The records that follow must be repeated verbatim, every one of them.

·····

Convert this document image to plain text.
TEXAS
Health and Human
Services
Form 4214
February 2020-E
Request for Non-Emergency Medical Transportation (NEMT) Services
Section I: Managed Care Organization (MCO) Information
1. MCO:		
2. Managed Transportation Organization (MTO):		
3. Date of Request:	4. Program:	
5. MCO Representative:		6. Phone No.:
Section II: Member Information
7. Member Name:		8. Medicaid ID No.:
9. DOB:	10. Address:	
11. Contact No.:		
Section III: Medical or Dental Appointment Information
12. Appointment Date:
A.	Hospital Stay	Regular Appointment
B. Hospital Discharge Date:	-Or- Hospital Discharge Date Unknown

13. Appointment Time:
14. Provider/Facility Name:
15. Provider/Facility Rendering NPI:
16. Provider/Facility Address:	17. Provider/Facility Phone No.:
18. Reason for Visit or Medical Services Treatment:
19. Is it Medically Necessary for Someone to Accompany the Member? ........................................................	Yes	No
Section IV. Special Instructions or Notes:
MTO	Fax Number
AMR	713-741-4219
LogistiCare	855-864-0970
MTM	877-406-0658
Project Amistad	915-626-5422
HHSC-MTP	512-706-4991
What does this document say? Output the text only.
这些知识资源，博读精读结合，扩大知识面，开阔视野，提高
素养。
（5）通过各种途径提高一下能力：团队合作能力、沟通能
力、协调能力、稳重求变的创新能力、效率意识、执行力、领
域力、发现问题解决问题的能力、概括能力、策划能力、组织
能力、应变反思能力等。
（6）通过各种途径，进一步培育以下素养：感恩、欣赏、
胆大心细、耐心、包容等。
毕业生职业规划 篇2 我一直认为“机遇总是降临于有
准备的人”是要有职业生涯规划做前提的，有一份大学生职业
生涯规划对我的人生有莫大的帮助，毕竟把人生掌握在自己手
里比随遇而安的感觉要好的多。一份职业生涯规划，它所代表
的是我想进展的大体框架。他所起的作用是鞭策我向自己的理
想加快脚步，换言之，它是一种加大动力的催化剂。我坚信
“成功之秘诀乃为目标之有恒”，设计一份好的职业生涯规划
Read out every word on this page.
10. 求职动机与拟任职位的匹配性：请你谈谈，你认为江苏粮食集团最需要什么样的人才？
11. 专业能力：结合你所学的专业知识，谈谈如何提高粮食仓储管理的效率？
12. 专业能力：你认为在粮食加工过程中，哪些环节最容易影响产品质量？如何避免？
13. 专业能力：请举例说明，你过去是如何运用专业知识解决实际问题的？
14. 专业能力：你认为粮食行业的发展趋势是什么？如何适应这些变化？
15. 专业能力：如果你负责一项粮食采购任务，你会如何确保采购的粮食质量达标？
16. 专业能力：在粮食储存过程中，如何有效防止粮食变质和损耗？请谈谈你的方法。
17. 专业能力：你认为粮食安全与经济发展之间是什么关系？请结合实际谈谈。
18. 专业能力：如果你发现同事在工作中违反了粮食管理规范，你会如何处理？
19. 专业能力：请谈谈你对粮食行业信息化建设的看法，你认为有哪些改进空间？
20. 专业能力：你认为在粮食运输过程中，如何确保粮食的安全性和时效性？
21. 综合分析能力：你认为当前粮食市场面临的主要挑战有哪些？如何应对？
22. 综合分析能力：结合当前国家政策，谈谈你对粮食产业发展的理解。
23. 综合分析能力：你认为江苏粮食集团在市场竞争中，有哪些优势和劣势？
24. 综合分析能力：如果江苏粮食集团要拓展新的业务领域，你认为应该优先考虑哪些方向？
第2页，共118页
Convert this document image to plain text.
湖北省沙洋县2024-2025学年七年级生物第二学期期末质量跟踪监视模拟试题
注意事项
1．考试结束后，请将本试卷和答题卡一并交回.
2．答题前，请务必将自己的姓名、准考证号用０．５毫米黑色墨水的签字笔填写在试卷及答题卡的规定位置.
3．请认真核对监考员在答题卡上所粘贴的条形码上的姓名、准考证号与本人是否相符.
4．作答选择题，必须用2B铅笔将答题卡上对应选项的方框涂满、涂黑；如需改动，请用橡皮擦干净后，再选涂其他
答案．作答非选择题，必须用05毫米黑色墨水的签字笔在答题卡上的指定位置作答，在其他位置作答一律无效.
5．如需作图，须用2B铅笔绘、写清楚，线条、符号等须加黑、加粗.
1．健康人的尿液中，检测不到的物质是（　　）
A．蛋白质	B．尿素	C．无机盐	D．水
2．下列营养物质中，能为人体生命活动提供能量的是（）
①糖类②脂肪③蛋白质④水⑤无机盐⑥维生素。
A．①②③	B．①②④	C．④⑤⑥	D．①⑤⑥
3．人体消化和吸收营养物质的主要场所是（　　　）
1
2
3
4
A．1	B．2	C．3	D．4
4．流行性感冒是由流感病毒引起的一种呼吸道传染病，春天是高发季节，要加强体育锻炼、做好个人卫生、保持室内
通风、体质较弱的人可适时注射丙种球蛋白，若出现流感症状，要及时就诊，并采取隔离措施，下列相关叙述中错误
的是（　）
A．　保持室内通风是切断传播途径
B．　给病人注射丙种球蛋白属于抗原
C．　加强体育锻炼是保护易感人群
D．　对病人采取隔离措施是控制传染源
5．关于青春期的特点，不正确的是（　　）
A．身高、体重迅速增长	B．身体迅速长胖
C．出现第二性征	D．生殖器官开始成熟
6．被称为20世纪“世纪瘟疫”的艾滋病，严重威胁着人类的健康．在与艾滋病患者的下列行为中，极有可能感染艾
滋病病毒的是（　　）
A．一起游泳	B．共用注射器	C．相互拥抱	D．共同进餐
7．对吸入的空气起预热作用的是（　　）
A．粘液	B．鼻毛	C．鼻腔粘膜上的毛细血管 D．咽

·····

[PROBLEM SOLUTION]
Convert this document image to plain text.
TEXAS
Health and Human
Services
Form 4214
February 2020-E
Request for Non-Emergency Medical Transportation (NEMT) Services
Section I: Managed Care Organization (MCO) Information
1. MCO:		
2. Managed Transportation Organization (MTO):		
3. Date of Request:	4. Program:	
5. MCO Representative:		6. Phone No.:
Section II: Member Information
7. Member Name:		8. Medicaid ID No.:
9. DOB:	10. Address:	
11. Contact No.:		
Section III: Medical or Dental Appointment Information
12. Appointment Date:
A.	Hospital Stay	Regular Appointment
B. Hospital Discharge Date:	-Or- Hospital Discharge Date Unknown

13. Appointment Time:
14. Provider/Facility Name:
15. Provider/Facility Rendering NPI:
16. Provider/Facility Address:	17. Provider/Facility Phone No.:
18. Reason for Visit or Medical Services Treatment:
19. Is it Medically Necessary for Someone to Accompany the Member? ........................................................	Yes	No
Section IV. Special Instructions or Notes:
MTO	Fax Number
AMR	713-741-4219
LogistiCare	855-864-0970
MTM	877-406-0658
Project Amistad	915-626-5422
HHSC-MTP	512-706-4991
What does this document say? Output the text only.
这些知识资源，博读精读结合，扩大知识面，开阔视野，提高
素养。
（5）通过各种途径提高一下能力：团队合作能力、沟通能
力、协调能力、稳重求变的创新能力、效率意识、执行力、领
域力、发现问题解决问题的能力、概括能力、策划能力、组织
能力、应变反思能力等。
（6）通过各种途径，进一步培育以下素养：感恩、欣赏、
胆大心细、耐心、包容等。
毕业生职业规划 篇2 我一直认为“机遇总是降临于有
准备的人”是要有职业生涯规划做前提的，有一份大学生职业
生涯规划对我的人生有莫大的帮助，毕竟把人生掌握在自己手
里比随遇而安的感觉要好的多。一份职业生涯规划，它所代表
的是我想进展的大体框架。他所起的作用是鞭策我向自己的理
想加快脚步，换言之，它是一种加大动力的催化剂。我坚信
“成功之秘诀乃为目标之有恒”，设计一份好的职业生涯规划
Read out every word on this page.
10. 求职动机与拟任职位的匹配性：请你谈谈，你认为江苏粮食集团最需要什么样的人才？
11. 专业能力：结合你所学的专业知识，谈谈如何提高粮食仓储管理的效率？
12. 专业能力：你认为在粮食加工过程中，哪些环节最容易影响产品质量？如何避免？
13. 专业能力：请举例说明，你过去是如何运用专业知识解决实际问题的？
14. 专业能力：你认为粮食行业的发展趋势是什么？如何适应这些变化？
15. 专业能力：如果你负责一项粮食采购任务，你会如何确保采购的粮食质量达标？
16. 专业能力：在粮食储存过程中，如何有效防止粮食变质和损耗？请谈谈你的方法。
17. 专业能力：你认为粮食安全与经济发展之间是什么关系？请结合实际谈谈。
18. 专业能力：如果你发现同事在工作中违反了粮食管理规范，你会如何处理？
19. 专业能力：请谈谈你对粮食行业信息化建设的看法，你认为有哪些改进空间？
20. 专业能力：你认为在粮食运输过程中，如何确保粮食的安全性和时效性？
21. 综合分析能力：你认为当前粮食市场面临的主要挑战有哪些？如何应对？
22. 综合分析能力：结合当前国家政策，谈谈你对粮食产业发展的理解。
23. 综合分析能力：你认为江苏粮食集团在市场竞争中，有哪些优势和劣势？
24. 综合分析能力：如果江苏粮食集团要拓展新的业务领域，你认为应该优先考虑哪些方向？
第2页，共118页
Convert this document image to plain text.
湖北省沙洋县2024-2025学年七年级生物第二学期期末质量跟踪监视模拟试题
注意事项
1．考试结束后，请将本试卷和答题卡一并交回.
2．答题前，请务必将自己的姓名、准考证号用０．５毫米黑色墨水的签字笔填写在试卷及答题卡的规定位置.
3．请认真核对监考员在答题卡上所粘贴的条形码上的姓名、准考证号与本人是否相符.
4．作答选择题，必须用2B铅笔将答题卡上对应选项的方框涂满、涂黑；如需改动，请用橡皮擦干净后，再选涂其他
答案．作答非选择题，必须用05毫米黑色墨水的签字笔在答题卡上的指定位置作答，在其他位置作答一律无效.
5．如需作图，须用2B铅笔绘、写清楚，线条、符号等须加黑、加粗.
1．健康人的尿液中，检测不到的物质是（　　）
A．蛋白质	B．尿素	C．无机盐	D．水
2．下列营养物质中，能为人体生命活动提供能量的是（）
①糖类②脂肪③蛋白质④水⑤无机盐⑥维生素。
A．①②③	B．①②④	C．④⑤⑥	D．①⑤⑥
3．人体消化和吸收营养物质的主要场所是（　　　）
1
2
3
4
A．1	B．2	C．3	D．4
4．流行性感冒是由流感病毒引起的一种呼吸道传染病，春天是高发季节，要加强体育锻炼、做好个人卫生、保持室内
通风、体质较弱的人可适时注射丙种球蛋白，若出现流感症状，要及时就诊，并采取隔离措施，下列相关叙述中错误
的是（　）
A．　保持室内通风是切断传播途径
B．　给病人注射丙种球蛋白属于抗原
C．　加强体育锻炼是保护易感人群
D．　对病人采取隔离措施是控制传染源
5．关于青春期的特点，不正确的是（　　）
A．身高、体重迅速增长	B．身体迅速长胖
C．出现第二性征	D．生殖器官开始成熟
6．被称为20世纪“世纪瘟疫”的艾滋病，严重威胁着人类的健康．在与艾滋病患者的下列行为中，极有可能感染艾
滋病病毒的是（　　）
A．一起游泳	B．共用注射器	C．相互拥抱	D．共同进餐
7．对吸入的空气起预热作用的是（　　）
A．粘液	B．鼻毛	C．鼻腔粘膜上的毛细血管 D．咽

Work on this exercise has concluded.